Task details: Copy every entry precisely.

Data supplied:
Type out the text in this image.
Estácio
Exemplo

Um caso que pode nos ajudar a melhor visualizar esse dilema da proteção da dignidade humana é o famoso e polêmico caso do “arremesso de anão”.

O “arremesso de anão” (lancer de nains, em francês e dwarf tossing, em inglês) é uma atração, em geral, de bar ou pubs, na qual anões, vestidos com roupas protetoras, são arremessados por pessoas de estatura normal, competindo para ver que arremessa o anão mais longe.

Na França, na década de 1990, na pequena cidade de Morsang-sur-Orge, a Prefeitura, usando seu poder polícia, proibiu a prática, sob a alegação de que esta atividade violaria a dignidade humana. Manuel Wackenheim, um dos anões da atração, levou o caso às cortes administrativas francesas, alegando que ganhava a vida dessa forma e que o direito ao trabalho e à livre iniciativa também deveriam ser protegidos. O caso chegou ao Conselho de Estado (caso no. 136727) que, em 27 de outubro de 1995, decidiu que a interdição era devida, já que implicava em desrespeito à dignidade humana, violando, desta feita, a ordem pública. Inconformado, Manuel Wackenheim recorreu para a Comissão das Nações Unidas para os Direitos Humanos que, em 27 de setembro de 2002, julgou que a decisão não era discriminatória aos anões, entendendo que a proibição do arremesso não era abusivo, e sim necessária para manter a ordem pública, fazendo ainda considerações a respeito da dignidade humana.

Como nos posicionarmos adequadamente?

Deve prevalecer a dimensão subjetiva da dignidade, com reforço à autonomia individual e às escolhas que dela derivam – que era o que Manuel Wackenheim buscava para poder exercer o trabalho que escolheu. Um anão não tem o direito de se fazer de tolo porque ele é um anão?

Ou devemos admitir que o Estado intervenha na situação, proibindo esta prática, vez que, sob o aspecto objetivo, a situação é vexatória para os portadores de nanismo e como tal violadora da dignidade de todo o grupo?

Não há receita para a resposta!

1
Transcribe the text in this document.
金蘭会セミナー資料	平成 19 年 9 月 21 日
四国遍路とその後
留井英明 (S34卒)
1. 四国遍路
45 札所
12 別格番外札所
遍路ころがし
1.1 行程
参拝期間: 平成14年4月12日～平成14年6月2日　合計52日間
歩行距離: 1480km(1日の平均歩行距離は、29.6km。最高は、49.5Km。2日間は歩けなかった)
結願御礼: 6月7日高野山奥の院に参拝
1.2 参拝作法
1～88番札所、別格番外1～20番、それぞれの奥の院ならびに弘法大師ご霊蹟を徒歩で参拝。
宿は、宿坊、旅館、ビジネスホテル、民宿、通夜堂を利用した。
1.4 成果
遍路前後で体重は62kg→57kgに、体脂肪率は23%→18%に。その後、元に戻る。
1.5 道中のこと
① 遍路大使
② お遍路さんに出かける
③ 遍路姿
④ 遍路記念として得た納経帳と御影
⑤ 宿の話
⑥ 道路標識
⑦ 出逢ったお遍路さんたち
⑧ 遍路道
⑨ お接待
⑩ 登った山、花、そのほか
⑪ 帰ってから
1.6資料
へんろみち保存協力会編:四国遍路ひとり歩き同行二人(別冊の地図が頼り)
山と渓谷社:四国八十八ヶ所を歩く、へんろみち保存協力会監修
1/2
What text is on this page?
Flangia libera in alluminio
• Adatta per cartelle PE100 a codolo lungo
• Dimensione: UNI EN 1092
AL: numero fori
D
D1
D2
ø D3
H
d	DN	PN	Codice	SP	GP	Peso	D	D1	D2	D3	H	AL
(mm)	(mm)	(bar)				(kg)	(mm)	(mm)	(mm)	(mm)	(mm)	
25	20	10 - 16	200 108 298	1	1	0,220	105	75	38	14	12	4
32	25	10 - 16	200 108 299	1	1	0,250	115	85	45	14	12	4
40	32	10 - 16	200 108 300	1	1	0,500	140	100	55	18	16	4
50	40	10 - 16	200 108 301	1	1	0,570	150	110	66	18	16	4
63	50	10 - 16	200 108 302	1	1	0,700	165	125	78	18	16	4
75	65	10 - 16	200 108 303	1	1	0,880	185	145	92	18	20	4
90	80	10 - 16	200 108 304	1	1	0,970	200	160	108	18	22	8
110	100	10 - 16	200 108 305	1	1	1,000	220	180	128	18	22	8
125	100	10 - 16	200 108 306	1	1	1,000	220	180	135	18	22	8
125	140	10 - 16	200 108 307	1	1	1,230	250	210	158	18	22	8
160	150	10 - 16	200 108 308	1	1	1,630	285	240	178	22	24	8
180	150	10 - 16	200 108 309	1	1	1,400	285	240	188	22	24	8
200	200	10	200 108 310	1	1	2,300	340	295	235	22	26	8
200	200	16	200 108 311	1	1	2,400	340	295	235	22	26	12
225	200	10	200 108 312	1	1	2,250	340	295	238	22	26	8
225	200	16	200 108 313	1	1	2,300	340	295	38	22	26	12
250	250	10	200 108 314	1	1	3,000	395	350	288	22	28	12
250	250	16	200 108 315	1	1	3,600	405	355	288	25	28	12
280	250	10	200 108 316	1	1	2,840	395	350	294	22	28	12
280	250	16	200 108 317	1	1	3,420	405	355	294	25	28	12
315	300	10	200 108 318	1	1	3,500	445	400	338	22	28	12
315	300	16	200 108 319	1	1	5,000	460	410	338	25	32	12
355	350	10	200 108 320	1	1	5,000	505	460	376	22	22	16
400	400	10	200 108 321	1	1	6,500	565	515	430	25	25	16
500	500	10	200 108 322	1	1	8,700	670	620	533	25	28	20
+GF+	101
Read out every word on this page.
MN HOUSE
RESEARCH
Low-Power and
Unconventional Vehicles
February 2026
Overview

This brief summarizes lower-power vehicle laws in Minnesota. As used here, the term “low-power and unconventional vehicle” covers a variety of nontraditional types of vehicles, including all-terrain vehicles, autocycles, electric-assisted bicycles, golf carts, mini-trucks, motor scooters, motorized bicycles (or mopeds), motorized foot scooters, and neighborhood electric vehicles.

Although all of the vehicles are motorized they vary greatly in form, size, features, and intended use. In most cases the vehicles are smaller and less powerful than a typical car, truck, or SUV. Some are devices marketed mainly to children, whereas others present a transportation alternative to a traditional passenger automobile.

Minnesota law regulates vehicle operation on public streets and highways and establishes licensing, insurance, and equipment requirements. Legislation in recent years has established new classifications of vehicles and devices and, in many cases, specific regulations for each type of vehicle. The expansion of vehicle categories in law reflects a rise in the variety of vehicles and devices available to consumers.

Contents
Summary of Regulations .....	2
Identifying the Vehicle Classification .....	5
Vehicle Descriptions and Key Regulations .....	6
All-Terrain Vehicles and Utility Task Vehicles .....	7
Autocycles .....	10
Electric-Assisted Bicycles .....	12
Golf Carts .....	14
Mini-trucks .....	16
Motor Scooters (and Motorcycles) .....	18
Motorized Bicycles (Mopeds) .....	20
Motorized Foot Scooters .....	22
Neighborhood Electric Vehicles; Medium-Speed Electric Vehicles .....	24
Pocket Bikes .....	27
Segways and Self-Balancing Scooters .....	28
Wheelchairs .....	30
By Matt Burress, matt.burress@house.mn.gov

Answer to this exercise:
Type out the text in this image.
Estácio
Exemplo

Um caso que pode nos ajudar a melhor visualizar esse dilema da proteção da dignidade humana é o famoso e polêmico caso do “arremesso de anão”.

O “arremesso de anão” (lancer de nains, em francês e dwarf tossing, em inglês) é uma atração, em geral, de bar ou pubs, na qual anões, vestidos com roupas protetoras, são arremessados por pessoas de estatura normal, competindo para ver que arremessa o anão mais longe.

Na França, na década de 1990, na pequena cidade de Morsang-sur-Orge, a Prefeitura, usando seu poder polícia, proibiu a prática, sob a alegação de que esta atividade violaria a dignidade humana. Manuel Wackenheim, um dos anões da atração, levou o caso às cortes administrativas francesas, alegando que ganhava a vida dessa forma e que o direito ao trabalho e à livre iniciativa também deveriam ser protegidos. O caso chegou ao Conselho de Estado (caso no. 136727) que, em 27 de outubro de 1995, decidiu que a interdição era devida, já que implicava em desrespeito à dignidade humana, violando, desta feita, a ordem pública. Inconformado, Manuel Wackenheim recorreu para a Comissão das Nações Unidas para os Direitos Humanos que, em 27 de setembro de 2002, julgou que a decisão não era discriminatória aos anões, entendendo que a proibição do arremesso não era abusivo, e sim necessária para manter a ordem pública, fazendo ainda considerações a respeito da dignidade humana.

Como nos posicionarmos adequadamente?

Deve prevalecer a dimensão subjetiva da dignidade, com reforço à autonomia individual e às escolhas que dela derivam – que era o que Manuel Wackenheim buscava para poder exercer o trabalho que escolheu. Um anão não tem o direito de se fazer de tolo porque ele é um anão?

Ou devemos admitir que o Estado intervenha na situação, proibindo esta prática, vez que, sob o aspecto objetivo, a situação é vexatória para os portadores de nanismo e como tal violadora da dignidade de todo o grupo?

Não há receita para a resposta!

1
Transcribe the text in this document.
金蘭会セミナー資料	平成 19 年 9 月 21 日
四国遍路とその後
留井英明 (S34卒)
1. 四国遍路
45 札所
12 別格番外札所
遍路ころがし
1.1 行程
参拝期間: 平成14年4月12日～平成14年6月2日　合計52日間
歩行距離: 1480km(1日の平均歩行距離は、29.6km。最高は、49.5Km。2日間は歩けなかった)
結願御礼: 6月7日高野山奥の院に参拝
1.2 参拝作法
1～88番札所、別格番外1～20番、それぞれの奥の院ならびに弘法大師ご霊蹟を徒歩で参拝。
宿は、宿坊、旅館、ビジネスホテル、民宿、通夜堂を利用した。
1.4 成果
遍路前後で体重は62kg→57kgに、体脂肪率は23%→18%に。その後、元に戻る。
1.5 道中のこと
① 遍路大使
② お遍路さんに出かける
③ 遍路姿
④ 遍路記念として得た納経帳と御影
⑤ 宿の話
⑥ 道路標識
⑦ 出逢ったお遍路さんたち
⑧ 遍路道
⑨ お接待
⑩ 登った山、花、そのほか
⑪ 帰ってから
1.6資料
へんろみち保存協力会編:四国遍路ひとり歩き同行二人(別冊の地図が頼り)
山と渓谷社:四国八十八ヶ所を歩く、へんろみち保存協力会監修
1/2
What text is on this page?
Flangia libera in alluminio
• Adatta per cartelle PE100 a codolo lungo
• Dimensione: UNI EN 1092
AL: numero fori
D
D1
D2
ø D3
H
d	DN	PN	Codice	SP	GP	Peso	D	D1	D2	D3	H	AL
(mm)	(mm)	(bar)				(kg)	(mm)	(mm)	(mm)	(mm)	(mm)	
25	20	10 - 16	200 108 298	1	1	0,220	105	75	38	14	12	4
32	25	10 - 16	200 108 299	1	1	0,250	115	85	45	14	12	4
40	32	10 - 16	200 108 300	1	1	0,500	140	100	55	18	16	4
50	40	10 - 16	200 108 301	1	1	0,570	150	110	66	18	16	4
63	50	10 - 16	200 108 302	1	1	0,700	165	125	78	18	16	4
75	65	10 - 16	200 108 303	1	1	0,880	185	145	92	18	20	4
90	80	10 - 16	200 108 304	1	1	0,970	200	160	108	18	22	8
110	100	10 - 16	200 108 305	1	1	1,000	220	180	128	18	22	8
125	100	10 - 16	200 108 306	1	1	1,000	220	180	135	18	22	8
125	140	10 - 16	200 108 307	1	1	1,230	250	210	158	18	22	8
160	150	10 - 16	200 108 308	1	1	1,630	285	240	178	22	24	8
180	150	10 - 16	200 108 309	1	1	1,400	285	240	188	22	24	8
200	200	10	200 108 310	1	1	2,300	340	295	235	22	26	8
200	200	16	200 108 311	1	1	2,400	340	295	235	22	26	12
225	200	10	200 108 312	1	1	2,250	340	295	238	22	26	8
225	200	16	200 108 313	1	1	2,300	340	295	38	22	26	12
250	250	10	200 108 314	1	1	3,000	395	350	288	22	28	12
250	250	16	200 108 315	1	1	3,600	405	355	288	25	28	12
280	250	10	200 108 316	1	1	2,840	395	350	294	22	28	12
280	250	16	200 108 317	1	1	3,420	405	355	294	25	28	12
315	300	10	200 108 318	1	1	3,500	445	400	338	22	28	12
315	300	16	200 108 319	1	1	5,000	460	410	338	25	32	12
355	350	10	200 108 320	1	1	5,000	505	460	376	22	22	16
400	400	10	200 108 321	1	1	6,500	565	515	430	25	25	16
500	500	10	200 108 322	1	1	8,700	670	620	533	25	28	20
+GF+	101
Read out every word on this page.
MN HOUSE
RESEARCH
Low-Power and
Unconventional Vehicles
February 2026
Overview

This brief summarizes lower-power vehicle laws in Minnesota. As used here, the term “low-power and unconventional vehicle” covers a variety of nontraditional types of vehicles, including all-terrain vehicles, autocycles, electric-assisted bicycles, golf carts, mini-trucks, motor scooters, motorized bicycles (or mopeds), motorized foot scooters, and neighborhood electric vehicles.

Although all of the vehicles are motorized they vary greatly in form, size, features, and intended use. In most cases the vehicles are smaller and less powerful than a typical car, truck, or SUV. Some are devices marketed mainly to children, whereas others present a transportation alternative to a traditional passenger automobile.

Minnesota law regulates vehicle operation on public streets and highways and establishes licensing, insurance, and equipment requirements. Legislation in recent years has established new classifications of vehicles and devices and, in many cases, specific regulations for each type of vehicle. The expansion of vehicle categories in law reflects a rise in the variety of vehicles and devices available to consumers.

Contents
Summary of Regulations .....	2
Identifying the Vehicle Classification .....	5
Vehicle Descriptions and Key Regulations .....	6
All-Terrain Vehicles and Utility Task Vehicles .....	7
Autocycles .....	10
Electric-Assisted Bicycles .....	12
Golf Carts .....	14
Mini-trucks .....	16
Motor Scooters (and Motorcycles) .....	18
Motorized Bicycles (Mopeds) .....	20
Motorized Foot Scooters .....	22
Neighborhood Electric Vehicles; Medium-Speed Electric Vehicles .....	24
Pocket Bikes .....	27
Segways and Self-Balancing Scooters .....	28
Wheelchairs .....	30
By Matt Burress, matt.burress@house.mn.gov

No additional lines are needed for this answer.